Goal
Copy out the listing that follows exactly, dropping every picture.

Provided material
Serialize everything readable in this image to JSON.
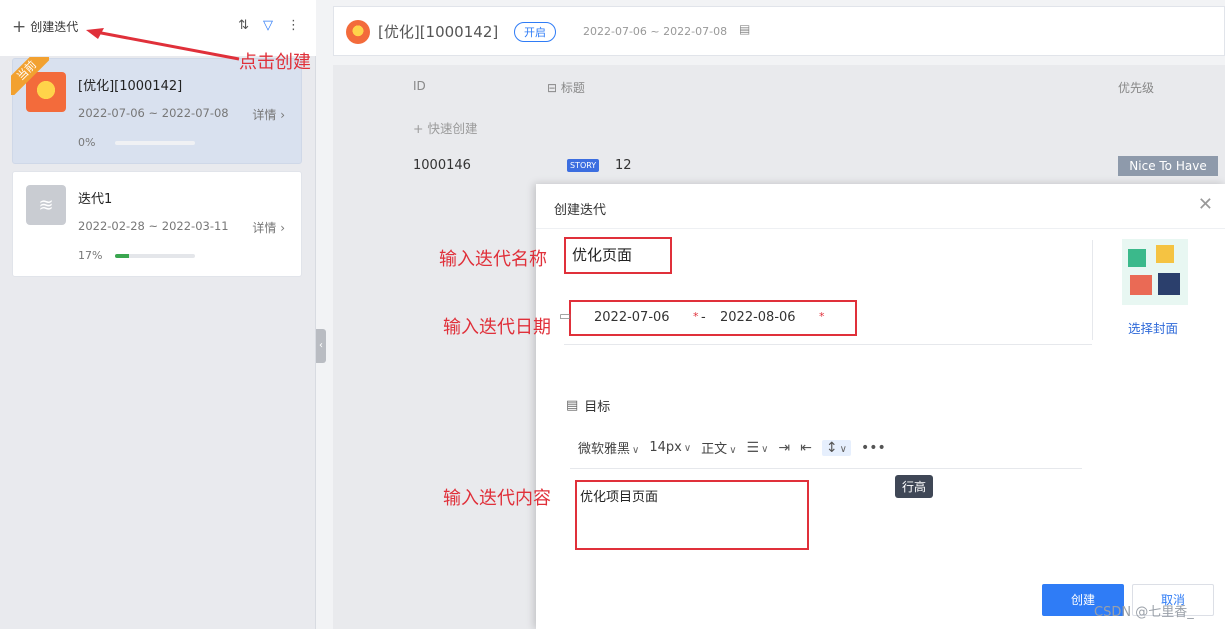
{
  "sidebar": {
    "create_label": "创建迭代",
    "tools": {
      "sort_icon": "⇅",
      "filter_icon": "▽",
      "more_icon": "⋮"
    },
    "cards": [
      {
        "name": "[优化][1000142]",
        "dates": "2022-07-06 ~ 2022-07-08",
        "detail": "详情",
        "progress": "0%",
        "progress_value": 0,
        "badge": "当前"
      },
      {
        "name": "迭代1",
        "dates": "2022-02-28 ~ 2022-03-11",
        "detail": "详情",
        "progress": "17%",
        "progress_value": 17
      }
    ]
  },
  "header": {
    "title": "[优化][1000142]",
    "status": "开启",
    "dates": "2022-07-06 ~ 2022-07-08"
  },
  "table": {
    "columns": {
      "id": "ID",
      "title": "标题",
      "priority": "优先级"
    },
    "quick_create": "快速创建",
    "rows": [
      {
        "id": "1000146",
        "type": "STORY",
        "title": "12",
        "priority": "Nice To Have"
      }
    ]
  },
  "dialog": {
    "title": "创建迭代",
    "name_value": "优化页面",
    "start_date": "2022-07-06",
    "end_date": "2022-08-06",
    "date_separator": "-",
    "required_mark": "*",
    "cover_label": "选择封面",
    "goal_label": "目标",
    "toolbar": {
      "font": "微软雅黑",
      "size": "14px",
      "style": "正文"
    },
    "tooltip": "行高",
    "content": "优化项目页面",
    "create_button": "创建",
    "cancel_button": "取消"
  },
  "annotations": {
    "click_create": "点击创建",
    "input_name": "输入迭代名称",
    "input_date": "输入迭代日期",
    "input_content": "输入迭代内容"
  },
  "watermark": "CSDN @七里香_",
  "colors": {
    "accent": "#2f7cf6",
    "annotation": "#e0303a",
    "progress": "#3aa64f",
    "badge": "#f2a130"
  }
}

Result of the task
Serialize everything readable in this image to JSON.
{
  "sidebar": {
    "create_label": "创建迭代",
    "tools": {
      "sort_icon": "⇅",
      "filter_icon": "▽",
      "more_icon": "⋮"
    },
    "cards": [
      {
        "name": "[优化][1000142]",
        "dates": "2022-07-06 ~ 2022-07-08",
        "detail": "详情",
        "progress": "0%",
        "progress_value": 0,
        "badge": "当前"
      },
      {
        "name": "迭代1",
        "dates": "2022-02-28 ~ 2022-03-11",
        "detail": "详情",
        "progress": "17%",
        "progress_value": 17
      }
    ]
  },
  "header": {
    "title": "[优化][1000142]",
    "status": "开启",
    "dates": "2022-07-06 ~ 2022-07-08"
  },
  "table": {
    "columns": {
      "id": "ID",
      "title": "标题",
      "priority": "优先级"
    },
    "quick_create": "快速创建",
    "rows": [
      {
        "id": "1000146",
        "type": "STORY",
        "title": "12",
        "priority": "Nice To Have"
      }
    ]
  },
  "dialog": {
    "title": "创建迭代",
    "name_value": "优化页面",
    "start_date": "2022-07-06",
    "end_date": "2022-08-06",
    "date_separator": "-",
    "required_mark": "*",
    "cover_label": "选择封面",
    "goal_label": "目标",
    "toolbar": {
      "font": "微软雅黑",
      "size": "14px",
      "style": "正文"
    },
    "tooltip": "行高",
    "content": "优化项目页面",
    "create_button": "创建",
    "cancel_button": "取消"
  },
  "annotations": {
    "click_create": "点击创建",
    "input_name": "输入迭代名称",
    "input_date": "输入迭代日期",
    "input_content": "输入迭代内容"
  },
  "watermark": "CSDN @七里香_",
  "colors": {
    "accent": "#2f7cf6",
    "annotation": "#e0303a",
    "progress": "#3aa64f",
    "badge": "#f2a130"
  }
}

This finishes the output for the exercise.